Quote every line of the data below as it stands, omitting pictures.
===== Data extract =====
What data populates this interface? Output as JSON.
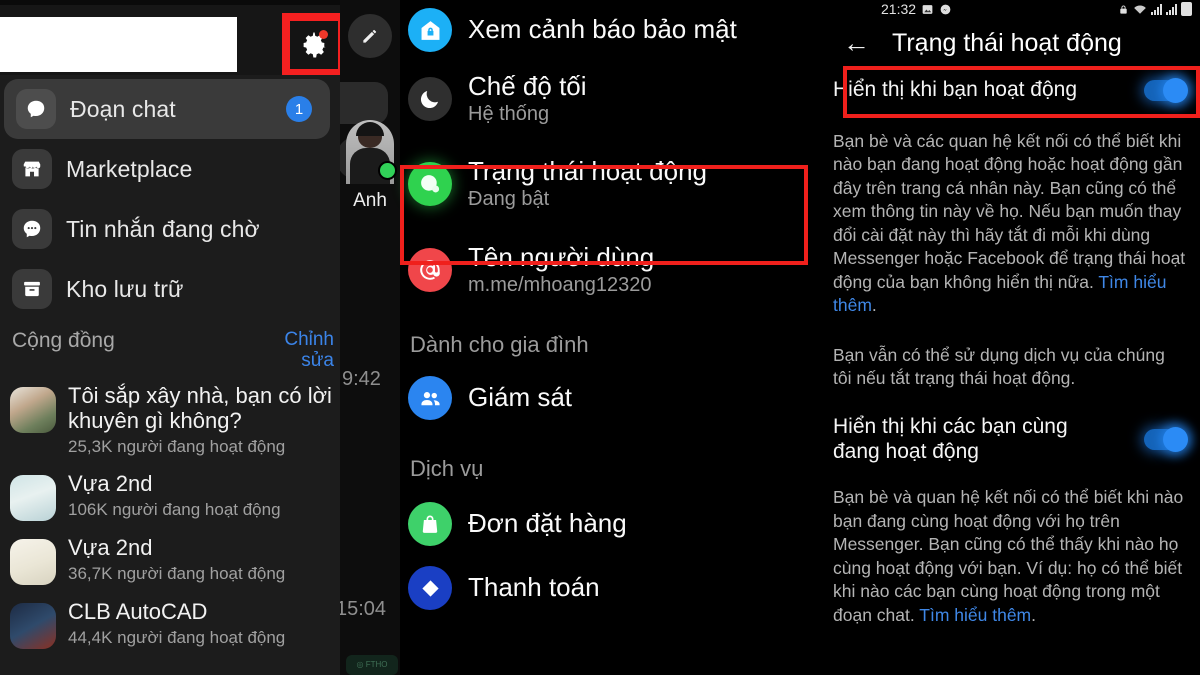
{
  "left_panel": {
    "search_bar": {
      "value": "",
      "placeholder": ""
    },
    "gear_icon_name": "settings-gear-icon",
    "menu": [
      {
        "label": "Đoạn chat",
        "icon": "chat-bubble-icon",
        "badge": "1",
        "selected": true
      },
      {
        "label": "Marketplace",
        "icon": "storefront-icon",
        "badge": "",
        "selected": false
      },
      {
        "label": "Tin nhắn đang chờ",
        "icon": "pending-messages-icon",
        "badge": "",
        "selected": false
      },
      {
        "label": "Kho lưu trữ",
        "icon": "archive-box-icon",
        "badge": "",
        "selected": false
      }
    ],
    "community": {
      "title": "Cộng đồng",
      "edit_label": "Chỉnh sửa",
      "items": [
        {
          "name": "Tôi sắp xây nhà, bạn có lời khuyên gì không?",
          "sub": "25,3K người đang hoạt động"
        },
        {
          "name": "Vựa 2nd",
          "sub": "106K người đang hoạt động"
        },
        {
          "name": "Vựa 2nd",
          "sub": "36,7K người đang hoạt động"
        },
        {
          "name": "CLB AutoCAD",
          "sub": "44,4K người đang hoạt động"
        }
      ]
    }
  },
  "mid_panel": {
    "compose_icon": "pencil-compose-icon",
    "avatar_name": "Anh",
    "timestamps": [
      "9:42",
      "15:04"
    ],
    "rows": [
      {
        "type": "item",
        "title": "Xem cảnh báo bảo mật",
        "sub": "",
        "icon": "security-home-lock-icon",
        "color": "#1cb0f6"
      },
      {
        "type": "item",
        "title": "Chế độ tối",
        "sub": "Hệ thống",
        "icon": "moon-icon",
        "color": "#2f2f2f"
      },
      {
        "type": "item",
        "title": "Trạng thái hoạt động",
        "sub": "Đang bật",
        "icon": "active-status-icon",
        "color": "#2fd24f",
        "highlighted": true
      },
      {
        "type": "item",
        "title": "Tên người dùng",
        "sub": "m.me/mhoang12320",
        "icon": "at-sign-icon",
        "color": "#f0464a"
      },
      {
        "type": "section",
        "title": "Dành cho gia đình"
      },
      {
        "type": "item",
        "title": "Giám sát",
        "sub": "",
        "icon": "supervision-people-icon",
        "color": "#2b85f0"
      },
      {
        "type": "section",
        "title": "Dịch vụ"
      },
      {
        "type": "item",
        "title": "Đơn đặt hàng",
        "sub": "",
        "icon": "shopping-bag-icon",
        "color": "#3ed16a"
      },
      {
        "type": "item",
        "title": "Thanh toán",
        "sub": "",
        "icon": "payment-card-icon",
        "color": "#1a3fc4"
      }
    ]
  },
  "right_panel": {
    "status_bar": {
      "time": "21:32",
      "icons_left": [
        "photo-icon",
        "messenger-icon"
      ],
      "icons_right": [
        "lock-icon",
        "wifi-icon",
        "signal-1-icon",
        "signal-2-icon",
        "battery-icon"
      ]
    },
    "header": {
      "back_icon": "back-arrow-icon",
      "title": "Trạng thái hoạt động"
    },
    "settings": [
      {
        "label": "Hiển thị khi bạn hoạt động",
        "toggle_on": true,
        "highlighted": true,
        "description": "Bạn bè và các quan hệ kết nối có thể biết khi nào bạn đang hoạt động hoặc hoạt động gần đây trên trang cá nhân này. Bạn cũng có thể xem thông tin này về họ. Nếu bạn muốn thay đổi cài đặt này thì hãy tắt đi mỗi khi dùng Messenger hoặc Facebook để trạng thái hoạt động của bạn không hiển thị nữa. ",
        "link": "Tìm hiểu thêm",
        "note": "Bạn vẫn có thể sử dụng dịch vụ của chúng tôi nếu tắt trạng thái hoạt động."
      },
      {
        "label": "Hiển thị khi các bạn cùng đang hoạt động",
        "toggle_on": true,
        "highlighted": false,
        "description": "Bạn bè và quan hệ kết nối có thể biết khi nào bạn đang cùng hoạt động với họ trên Messenger. Bạn cũng có thể thấy khi nào họ cùng hoạt động với bạn. Ví dụ: họ có thể biết khi nào các bạn cùng hoạt động trong một đoạn chat. ",
        "link": "Tìm hiểu thêm",
        "note": ""
      }
    ]
  },
  "colors": {
    "highlight_red": "#f0201c",
    "accent_blue": "#2b8bf5",
    "link_blue": "#3f87e6",
    "badge_blue": "#2a7fe8",
    "active_green": "#2fd24f"
  }
}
=====
• **Output below**:
What data populates this interface? Output as JSON.
{
  "left_panel": {
    "search_bar": {
      "value": "",
      "placeholder": ""
    },
    "gear_icon_name": "settings-gear-icon",
    "menu": [
      {
        "label": "Đoạn chat",
        "icon": "chat-bubble-icon",
        "badge": "1",
        "selected": true
      },
      {
        "label": "Marketplace",
        "icon": "storefront-icon",
        "badge": "",
        "selected": false
      },
      {
        "label": "Tin nhắn đang chờ",
        "icon": "pending-messages-icon",
        "badge": "",
        "selected": false
      },
      {
        "label": "Kho lưu trữ",
        "icon": "archive-box-icon",
        "badge": "",
        "selected": false
      }
    ],
    "community": {
      "title": "Cộng đồng",
      "edit_label": "Chỉnh sửa",
      "items": [
        {
          "name": "Tôi sắp xây nhà, bạn có lời khuyên gì không?",
          "sub": "25,3K người đang hoạt động"
        },
        {
          "name": "Vựa 2nd",
          "sub": "106K người đang hoạt động"
        },
        {
          "name": "Vựa 2nd",
          "sub": "36,7K người đang hoạt động"
        },
        {
          "name": "CLB AutoCAD",
          "sub": "44,4K người đang hoạt động"
        }
      ]
    }
  },
  "mid_panel": {
    "compose_icon": "pencil-compose-icon",
    "avatar_name": "Anh",
    "timestamps": [
      "9:42",
      "15:04"
    ],
    "rows": [
      {
        "type": "item",
        "title": "Xem cảnh báo bảo mật",
        "sub": "",
        "icon": "security-home-lock-icon",
        "color": "#1cb0f6"
      },
      {
        "type": "item",
        "title": "Chế độ tối",
        "sub": "Hệ thống",
        "icon": "moon-icon",
        "color": "#2f2f2f"
      },
      {
        "type": "item",
        "title": "Trạng thái hoạt động",
        "sub": "Đang bật",
        "icon": "active-status-icon",
        "color": "#2fd24f",
        "highlighted": true
      },
      {
        "type": "item",
        "title": "Tên người dùng",
        "sub": "m.me/mhoang12320",
        "icon": "at-sign-icon",
        "color": "#f0464a"
      },
      {
        "type": "section",
        "title": "Dành cho gia đình"
      },
      {
        "type": "item",
        "title": "Giám sát",
        "sub": "",
        "icon": "supervision-people-icon",
        "color": "#2b85f0"
      },
      {
        "type": "section",
        "title": "Dịch vụ"
      },
      {
        "type": "item",
        "title": "Đơn đặt hàng",
        "sub": "",
        "icon": "shopping-bag-icon",
        "color": "#3ed16a"
      },
      {
        "type": "item",
        "title": "Thanh toán",
        "sub": "",
        "icon": "payment-card-icon",
        "color": "#1a3fc4"
      }
    ]
  },
  "right_panel": {
    "status_bar": {
      "time": "21:32",
      "icons_left": [
        "photo-icon",
        "messenger-icon"
      ],
      "icons_right": [
        "lock-icon",
        "wifi-icon",
        "signal-1-icon",
        "signal-2-icon",
        "battery-icon"
      ]
    },
    "header": {
      "back_icon": "back-arrow-icon",
      "title": "Trạng thái hoạt động"
    },
    "settings": [
      {
        "label": "Hiển thị khi bạn hoạt động",
        "toggle_on": true,
        "highlighted": true,
        "description": "Bạn bè và các quan hệ kết nối có thể biết khi nào bạn đang hoạt động hoặc hoạt động gần đây trên trang cá nhân này. Bạn cũng có thể xem thông tin này về họ. Nếu bạn muốn thay đổi cài đặt này thì hãy tắt đi mỗi khi dùng Messenger hoặc Facebook để trạng thái hoạt động của bạn không hiển thị nữa. ",
        "link": "Tìm hiểu thêm",
        "note": "Bạn vẫn có thể sử dụng dịch vụ của chúng tôi nếu tắt trạng thái hoạt động."
      },
      {
        "label": "Hiển thị khi các bạn cùng đang hoạt động",
        "toggle_on": true,
        "highlighted": false,
        "description": "Bạn bè và quan hệ kết nối có thể biết khi nào bạn đang cùng hoạt động với họ trên Messenger. Bạn cũng có thể thấy khi nào họ cùng hoạt động với bạn. Ví dụ: họ có thể biết khi nào các bạn cùng hoạt động trong một đoạn chat. ",
        "link": "Tìm hiểu thêm",
        "note": ""
      }
    ]
  },
  "colors": {
    "highlight_red": "#f0201c",
    "accent_blue": "#2b8bf5",
    "link_blue": "#3f87e6",
    "badge_blue": "#2a7fe8",
    "active_green": "#2fd24f"
  }
}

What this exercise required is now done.